WHAT NEEDS TO BE DONE:
In the listing that follows, count the lines holding the word "JSON" and report only that number.

INFORMATION SHOWN:
..........

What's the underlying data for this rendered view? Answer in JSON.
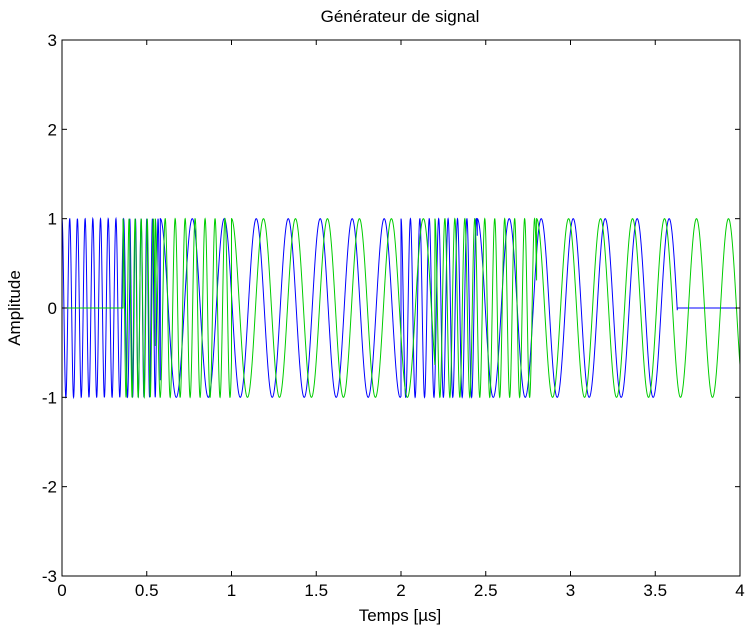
{
  "chart_data": {
    "type": "line",
    "title": "Générateur de signal",
    "xlabel": "Temps [µs]",
    "ylabel": "Amplitude",
    "xlim": [
      0,
      4
    ],
    "ylim": [
      -3,
      3
    ],
    "xticks": [
      0,
      0.5,
      1,
      1.5,
      2,
      2.5,
      3,
      3.5,
      4
    ],
    "xtick_labels": [
      "0",
      "0.5",
      "1",
      "1.5",
      "2",
      "2.5",
      "3",
      "3.5",
      "4"
    ],
    "yticks": [
      -3,
      -2,
      -1,
      0,
      1,
      2,
      3
    ],
    "ytick_labels": [
      "-3",
      "-2",
      "-1",
      "0",
      "1",
      "2",
      "3"
    ],
    "grid": false,
    "legend": "none",
    "series": [
      {
        "color": "#0000ff",
        "description": "cosine burst segments, frequency in MHz per time interval in µs",
        "segments": [
          {
            "t0": 0.0,
            "t1": 0.4,
            "freq_mhz": 22
          },
          {
            "t0": 0.4,
            "t1": 0.58,
            "freq_mhz": 30
          },
          {
            "t0": 0.58,
            "t1": 2.0,
            "freq_mhz": 5.3
          },
          {
            "t0": 2.0,
            "t1": 2.45,
            "freq_mhz": 18
          },
          {
            "t0": 2.45,
            "t1": 3.63,
            "freq_mhz": 5.3
          },
          {
            "t0": 3.63,
            "t1": 4.0,
            "freq_mhz": 0,
            "amplitude": 0
          }
        ]
      },
      {
        "color": "#00cc00",
        "description": "cosine burst segments, frequency in MHz per time interval in µs",
        "segments": [
          {
            "t0": 0.0,
            "t1": 0.36,
            "freq_mhz": 0,
            "amplitude": 0
          },
          {
            "t0": 0.36,
            "t1": 0.55,
            "freq_mhz": 28
          },
          {
            "t0": 0.55,
            "t1": 1.0,
            "freq_mhz": 17
          },
          {
            "t0": 1.0,
            "t1": 2.2,
            "freq_mhz": 5.3
          },
          {
            "t0": 2.2,
            "t1": 2.8,
            "freq_mhz": 17
          },
          {
            "t0": 2.8,
            "t1": 4.0,
            "freq_mhz": 5.3
          }
        ]
      }
    ]
  }
}
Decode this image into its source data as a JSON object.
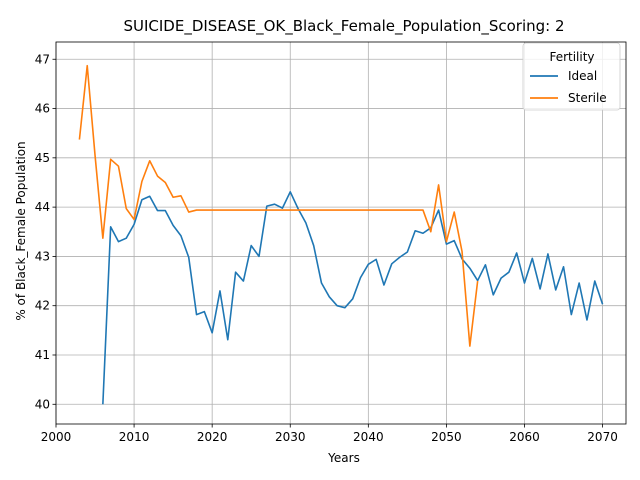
{
  "chart_data": {
    "type": "line",
    "title": "SUICIDE_DISEASE_OK_Black_Female_Population_Scoring: 2",
    "xlabel": "Years",
    "ylabel": "% of Black_Female Population",
    "xlim": [
      2000,
      2073
    ],
    "ylim": [
      39.6,
      47.35
    ],
    "xticks": [
      2000,
      2010,
      2020,
      2030,
      2040,
      2050,
      2060,
      2070
    ],
    "yticks": [
      40,
      41,
      42,
      43,
      44,
      45,
      46,
      47
    ],
    "grid": true,
    "legend": {
      "title": "Fertility",
      "placement": "top-right"
    },
    "colors": {
      "Ideal": "#1f77b4",
      "Sterile": "#ff7f0e"
    },
    "series": [
      {
        "name": "Ideal",
        "x": [
          2006,
          2007,
          2008,
          2009,
          2010,
          2011,
          2012,
          2013,
          2014,
          2015,
          2016,
          2017,
          2018,
          2019,
          2020,
          2021,
          2022,
          2023,
          2024,
          2025,
          2026,
          2027,
          2028,
          2029,
          2030,
          2031,
          2032,
          2033,
          2034,
          2035,
          2036,
          2037,
          2038,
          2039,
          2040,
          2041,
          2042,
          2043,
          2044,
          2045,
          2046,
          2047,
          2048,
          2049,
          2050,
          2051,
          2052,
          2053,
          2054,
          2055,
          2056,
          2057,
          2058,
          2059,
          2060,
          2061,
          2062,
          2063,
          2064,
          2065,
          2066,
          2067,
          2068,
          2069,
          2070
        ],
        "values": [
          40.0,
          43.6,
          43.3,
          43.37,
          43.65,
          44.15,
          44.22,
          43.93,
          43.93,
          43.63,
          43.42,
          42.98,
          41.82,
          41.88,
          41.45,
          42.3,
          41.31,
          42.68,
          42.5,
          43.22,
          43.0,
          44.02,
          44.06,
          43.98,
          44.31,
          43.97,
          43.68,
          43.22,
          42.46,
          42.18,
          42.0,
          41.96,
          42.14,
          42.57,
          42.84,
          42.94,
          42.42,
          42.85,
          42.98,
          43.09,
          43.52,
          43.47,
          43.58,
          43.94,
          43.25,
          43.32,
          42.95,
          42.76,
          42.51,
          42.83,
          42.22,
          42.56,
          42.68,
          43.07,
          42.46,
          42.96,
          42.34,
          43.05,
          42.32,
          42.79,
          41.82,
          42.46,
          41.71,
          42.5,
          42.03
        ]
      },
      {
        "name": "Sterile",
        "x": [
          2003,
          2004,
          2005,
          2006,
          2007,
          2008,
          2009,
          2010,
          2011,
          2012,
          2013,
          2014,
          2015,
          2016,
          2017,
          2018,
          2019,
          2020,
          2021,
          2022,
          2023,
          2024,
          2025,
          2026,
          2027,
          2028,
          2029,
          2030,
          2031,
          2032,
          2033,
          2034,
          2035,
          2036,
          2037,
          2038,
          2039,
          2040,
          2041,
          2042,
          2043,
          2044,
          2045,
          2046,
          2047,
          2048,
          2049,
          2050,
          2051,
          2052,
          2053,
          2054
        ],
        "values": [
          45.37,
          46.87,
          45.05,
          43.37,
          44.97,
          44.83,
          43.97,
          43.75,
          44.52,
          44.94,
          44.63,
          44.5,
          44.2,
          44.23,
          43.9,
          43.94,
          43.94,
          43.94,
          43.94,
          43.94,
          43.94,
          43.94,
          43.94,
          43.94,
          43.94,
          43.94,
          43.94,
          43.94,
          43.94,
          43.94,
          43.94,
          43.94,
          43.94,
          43.94,
          43.94,
          43.94,
          43.94,
          43.94,
          43.94,
          43.94,
          43.94,
          43.94,
          43.94,
          43.94,
          43.94,
          43.5,
          44.45,
          43.3,
          43.9,
          43.1,
          41.18,
          42.5
        ]
      }
    ]
  }
}
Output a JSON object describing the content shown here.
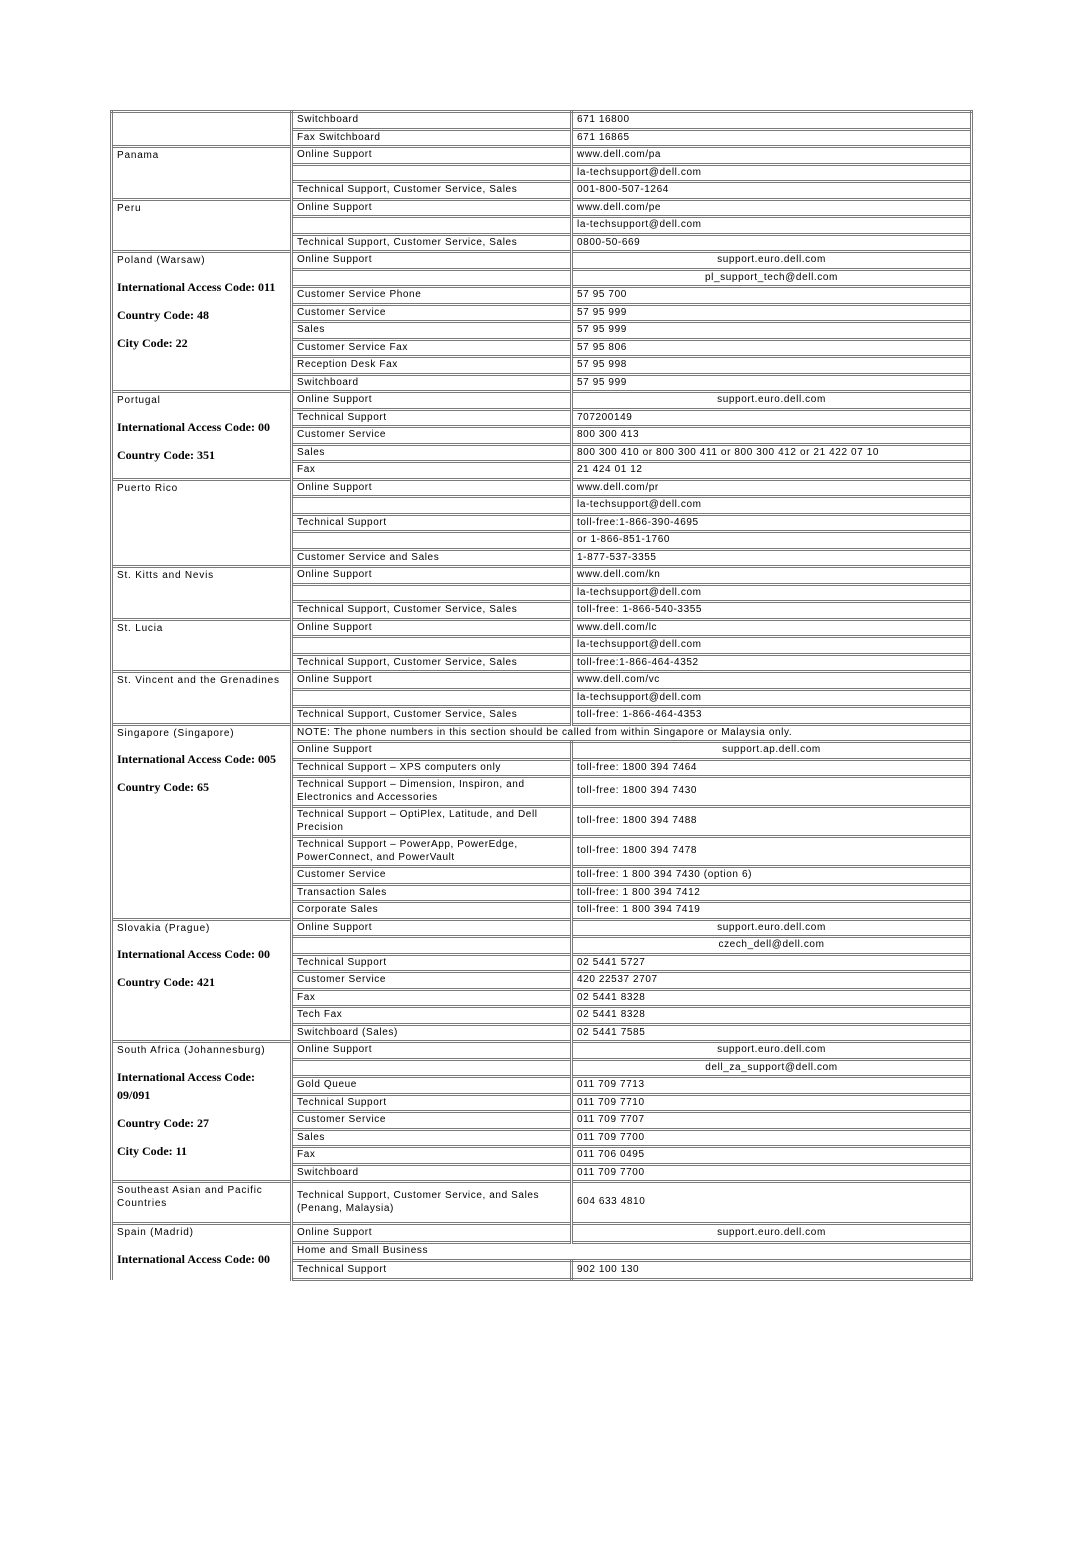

..........

WRITTEN ANSWER:
3